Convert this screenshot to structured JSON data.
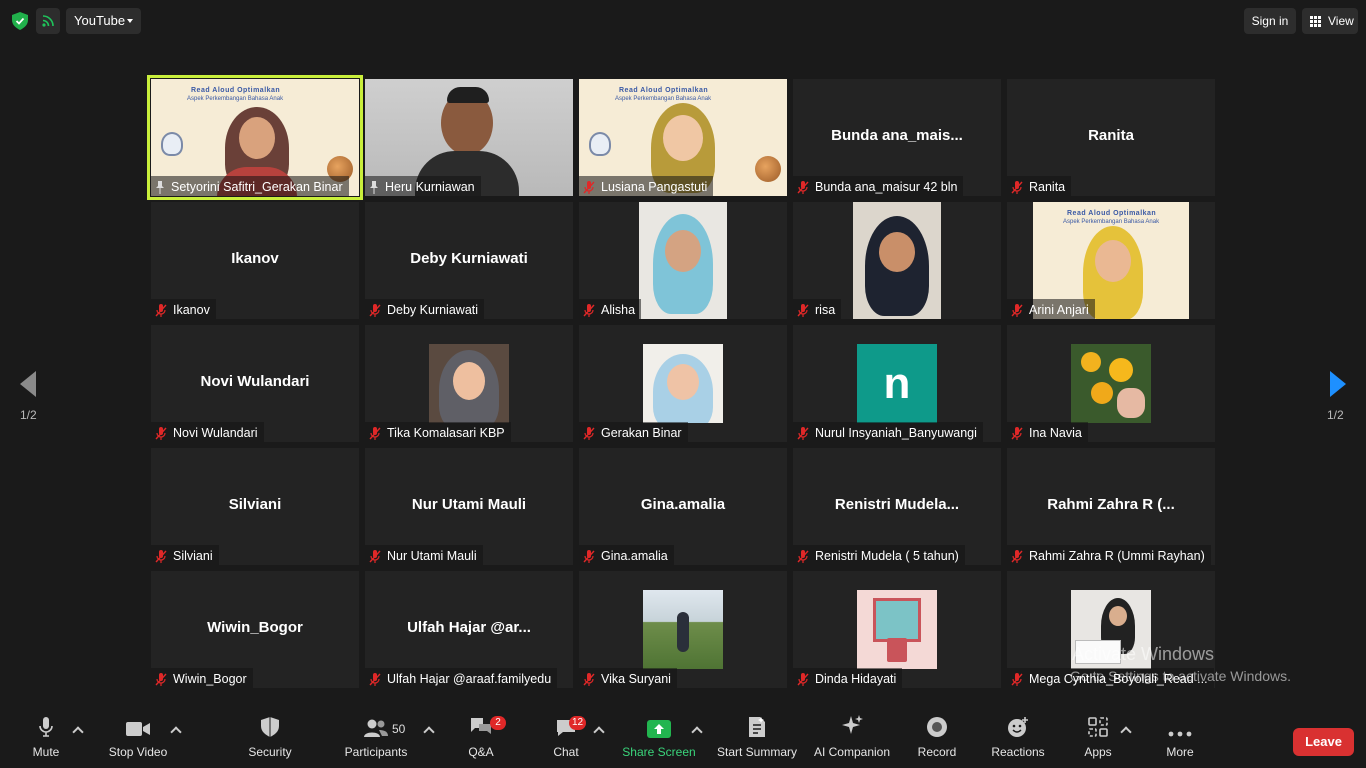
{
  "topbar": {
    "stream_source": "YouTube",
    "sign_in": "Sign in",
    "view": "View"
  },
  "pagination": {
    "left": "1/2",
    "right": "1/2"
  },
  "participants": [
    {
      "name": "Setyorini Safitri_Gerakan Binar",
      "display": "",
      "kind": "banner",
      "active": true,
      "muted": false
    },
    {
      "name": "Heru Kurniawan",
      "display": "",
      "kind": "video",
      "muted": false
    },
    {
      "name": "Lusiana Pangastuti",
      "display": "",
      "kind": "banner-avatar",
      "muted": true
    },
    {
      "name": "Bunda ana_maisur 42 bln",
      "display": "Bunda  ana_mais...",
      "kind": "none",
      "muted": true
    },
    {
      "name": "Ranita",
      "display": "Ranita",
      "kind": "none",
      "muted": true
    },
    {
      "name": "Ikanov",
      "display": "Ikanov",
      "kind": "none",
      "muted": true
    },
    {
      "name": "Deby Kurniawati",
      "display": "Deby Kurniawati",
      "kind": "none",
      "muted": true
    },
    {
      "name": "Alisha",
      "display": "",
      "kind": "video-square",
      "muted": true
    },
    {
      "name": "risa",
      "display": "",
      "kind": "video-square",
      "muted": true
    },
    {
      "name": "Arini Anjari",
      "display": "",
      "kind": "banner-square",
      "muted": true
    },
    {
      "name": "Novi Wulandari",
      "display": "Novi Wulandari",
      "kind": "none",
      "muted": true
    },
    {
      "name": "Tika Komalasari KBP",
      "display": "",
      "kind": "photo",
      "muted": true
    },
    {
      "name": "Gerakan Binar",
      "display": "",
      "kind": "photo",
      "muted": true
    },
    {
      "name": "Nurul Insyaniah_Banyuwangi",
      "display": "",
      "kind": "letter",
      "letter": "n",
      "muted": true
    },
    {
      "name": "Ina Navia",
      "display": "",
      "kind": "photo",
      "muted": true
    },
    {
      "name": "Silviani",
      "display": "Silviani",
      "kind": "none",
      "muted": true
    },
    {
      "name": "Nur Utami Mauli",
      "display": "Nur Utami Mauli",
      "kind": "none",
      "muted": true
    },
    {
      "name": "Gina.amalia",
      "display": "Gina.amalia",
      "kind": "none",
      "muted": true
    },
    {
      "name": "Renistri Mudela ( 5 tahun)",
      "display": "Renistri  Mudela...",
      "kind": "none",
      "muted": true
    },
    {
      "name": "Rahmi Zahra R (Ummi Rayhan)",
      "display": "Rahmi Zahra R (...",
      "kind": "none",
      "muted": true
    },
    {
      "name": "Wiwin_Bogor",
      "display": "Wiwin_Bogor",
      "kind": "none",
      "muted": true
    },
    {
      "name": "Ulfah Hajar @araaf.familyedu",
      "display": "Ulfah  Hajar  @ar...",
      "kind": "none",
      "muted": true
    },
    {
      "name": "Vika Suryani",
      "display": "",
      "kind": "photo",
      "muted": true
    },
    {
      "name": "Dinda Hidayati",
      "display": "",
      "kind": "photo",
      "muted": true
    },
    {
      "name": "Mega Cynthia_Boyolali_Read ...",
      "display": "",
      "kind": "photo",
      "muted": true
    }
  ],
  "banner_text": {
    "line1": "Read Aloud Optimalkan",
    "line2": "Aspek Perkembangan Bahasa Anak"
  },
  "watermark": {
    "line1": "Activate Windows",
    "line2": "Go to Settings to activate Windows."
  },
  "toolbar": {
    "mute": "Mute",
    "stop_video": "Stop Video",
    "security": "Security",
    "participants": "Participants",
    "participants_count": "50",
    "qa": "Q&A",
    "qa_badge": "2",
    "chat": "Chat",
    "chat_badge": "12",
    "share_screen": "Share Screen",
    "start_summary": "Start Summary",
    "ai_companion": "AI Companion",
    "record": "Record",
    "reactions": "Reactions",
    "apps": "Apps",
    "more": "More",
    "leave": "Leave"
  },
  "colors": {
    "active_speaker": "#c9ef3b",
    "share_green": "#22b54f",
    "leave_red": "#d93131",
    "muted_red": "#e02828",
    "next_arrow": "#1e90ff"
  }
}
☆ ☆ ☆ ☆
--- What this task involves ---
Word for word, quote the lines above. Omit the pictures.

--- Answer to the exercise ---
Convert this screenshot to structured JSON data.
{
  "topbar": {
    "stream_source": "YouTube",
    "sign_in": "Sign in",
    "view": "View"
  },
  "pagination": {
    "left": "1/2",
    "right": "1/2"
  },
  "participants": [
    {
      "name": "Setyorini Safitri_Gerakan Binar",
      "display": "",
      "kind": "banner",
      "active": true,
      "muted": false
    },
    {
      "name": "Heru Kurniawan",
      "display": "",
      "kind": "video",
      "muted": false
    },
    {
      "name": "Lusiana Pangastuti",
      "display": "",
      "kind": "banner-avatar",
      "muted": true
    },
    {
      "name": "Bunda ana_maisur 42 bln",
      "display": "Bunda  ana_mais...",
      "kind": "none",
      "muted": true
    },
    {
      "name": "Ranita",
      "display": "Ranita",
      "kind": "none",
      "muted": true
    },
    {
      "name": "Ikanov",
      "display": "Ikanov",
      "kind": "none",
      "muted": true
    },
    {
      "name": "Deby Kurniawati",
      "display": "Deby Kurniawati",
      "kind": "none",
      "muted": true
    },
    {
      "name": "Alisha",
      "display": "",
      "kind": "video-square",
      "muted": true
    },
    {
      "name": "risa",
      "display": "",
      "kind": "video-square",
      "muted": true
    },
    {
      "name": "Arini Anjari",
      "display": "",
      "kind": "banner-square",
      "muted": true
    },
    {
      "name": "Novi Wulandari",
      "display": "Novi Wulandari",
      "kind": "none",
      "muted": true
    },
    {
      "name": "Tika Komalasari KBP",
      "display": "",
      "kind": "photo",
      "muted": true
    },
    {
      "name": "Gerakan Binar",
      "display": "",
      "kind": "photo",
      "muted": true
    },
    {
      "name": "Nurul Insyaniah_Banyuwangi",
      "display": "",
      "kind": "letter",
      "letter": "n",
      "muted": true
    },
    {
      "name": "Ina Navia",
      "display": "",
      "kind": "photo",
      "muted": true
    },
    {
      "name": "Silviani",
      "display": "Silviani",
      "kind": "none",
      "muted": true
    },
    {
      "name": "Nur Utami Mauli",
      "display": "Nur Utami Mauli",
      "kind": "none",
      "muted": true
    },
    {
      "name": "Gina.amalia",
      "display": "Gina.amalia",
      "kind": "none",
      "muted": true
    },
    {
      "name": "Renistri Mudela ( 5 tahun)",
      "display": "Renistri  Mudela...",
      "kind": "none",
      "muted": true
    },
    {
      "name": "Rahmi Zahra R (Ummi Rayhan)",
      "display": "Rahmi Zahra R (...",
      "kind": "none",
      "muted": true
    },
    {
      "name": "Wiwin_Bogor",
      "display": "Wiwin_Bogor",
      "kind": "none",
      "muted": true
    },
    {
      "name": "Ulfah Hajar @araaf.familyedu",
      "display": "Ulfah  Hajar  @ar...",
      "kind": "none",
      "muted": true
    },
    {
      "name": "Vika Suryani",
      "display": "",
      "kind": "photo",
      "muted": true
    },
    {
      "name": "Dinda Hidayati",
      "display": "",
      "kind": "photo",
      "muted": true
    },
    {
      "name": "Mega Cynthia_Boyolali_Read ...",
      "display": "",
      "kind": "photo",
      "muted": true
    }
  ],
  "banner_text": {
    "line1": "Read Aloud Optimalkan",
    "line2": "Aspek Perkembangan Bahasa Anak"
  },
  "watermark": {
    "line1": "Activate Windows",
    "line2": "Go to Settings to activate Windows."
  },
  "toolbar": {
    "mute": "Mute",
    "stop_video": "Stop Video",
    "security": "Security",
    "participants": "Participants",
    "participants_count": "50",
    "qa": "Q&A",
    "qa_badge": "2",
    "chat": "Chat",
    "chat_badge": "12",
    "share_screen": "Share Screen",
    "start_summary": "Start Summary",
    "ai_companion": "AI Companion",
    "record": "Record",
    "reactions": "Reactions",
    "apps": "Apps",
    "more": "More",
    "leave": "Leave"
  },
  "colors": {
    "active_speaker": "#c9ef3b",
    "share_green": "#22b54f",
    "leave_red": "#d93131",
    "muted_red": "#e02828",
    "next_arrow": "#1e90ff"
  }
}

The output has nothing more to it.